(Data excerpts)
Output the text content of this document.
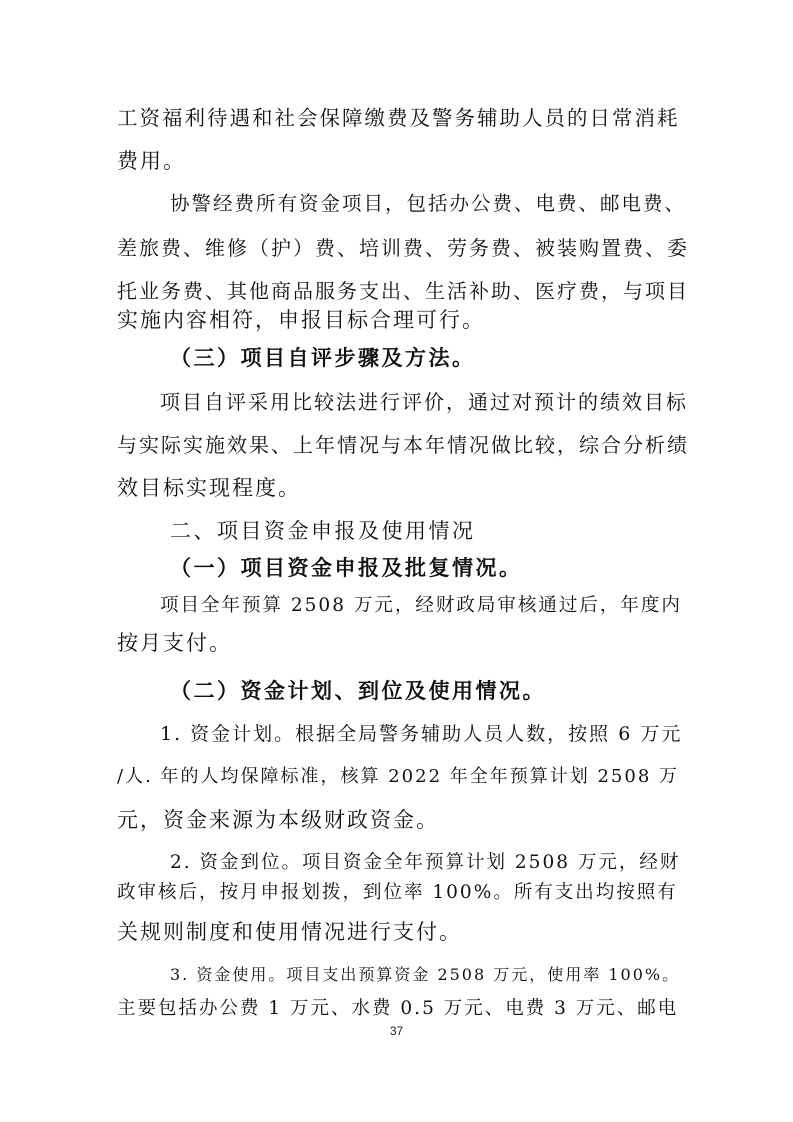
工资福利待遇和社会保障缴费及警务辅助人员的日常消耗
费用。
协警经费所有资金项目，包括办公费、电费、邮电费、
差旅费、维修（护）费、培训费、劳务费、被装购置费、委
托业务费、其他商品服务支出、生活补助、医疗费，与项目
实施内容相符，申报目标合理可行。
（三）项目自评步骤及方法。
项目自评采用比较法进行评价，通过对预计的绩效目标
与实际实施效果、上年情况与本年情况做比较，综合分析绩
效目标实现程度。
二、项目资金申报及使用情况
（一）项目资金申报及批复情况。
项目全年预算 2508 万元，经财政局审核通过后，年度内
按月支付。
（二）资金计划、到位及使用情况。
1. 资金计划。根据全局警务辅助人员人数，按照 6 万元
/人. 年的人均保障标准，核算 2022 年全年预算计划 2508 万
元，资金来源为本级财政资金。
2. 资金到位。项目资金全年预算计划 2508 万元，经财
政审核后，按月申报划拨，到位率 100%。所有支出均按照有
关规则制度和使用情况进行支付。
3. 资金使用。项目支出预算资金 2508 万元，使用率 100%。
主要包括办公费 1 万元、水费 0.5 万元、电费 3 万元、邮电
37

Exercise —
Word for word, quote the lines above. Omit the pictures.

Answer —
Output the text content of this document.
工资福利待遇和社会保障缴费及警务辅助人员的日常消耗
费用。
协警经费所有资金项目，包括办公费、电费、邮电费、
差旅费、维修（护）费、培训费、劳务费、被装购置费、委
托业务费、其他商品服务支出、生活补助、医疗费，与项目
实施内容相符，申报目标合理可行。
（三）项目自评步骤及方法。
项目自评采用比较法进行评价，通过对预计的绩效目标
与实际实施效果、上年情况与本年情况做比较，综合分析绩
效目标实现程度。
二、项目资金申报及使用情况
（一）项目资金申报及批复情况。
项目全年预算 2508 万元，经财政局审核通过后，年度内
按月支付。
（二）资金计划、到位及使用情况。
1. 资金计划。根据全局警务辅助人员人数，按照 6 万元
/人. 年的人均保障标准，核算 2022 年全年预算计划 2508 万
元，资金来源为本级财政资金。
2. 资金到位。项目资金全年预算计划 2508 万元，经财
政审核后，按月申报划拨，到位率 100%。所有支出均按照有
关规则制度和使用情况进行支付。
3. 资金使用。项目支出预算资金 2508 万元，使用率 100%。
主要包括办公费 1 万元、水费 0.5 万元、电费 3 万元、邮电
37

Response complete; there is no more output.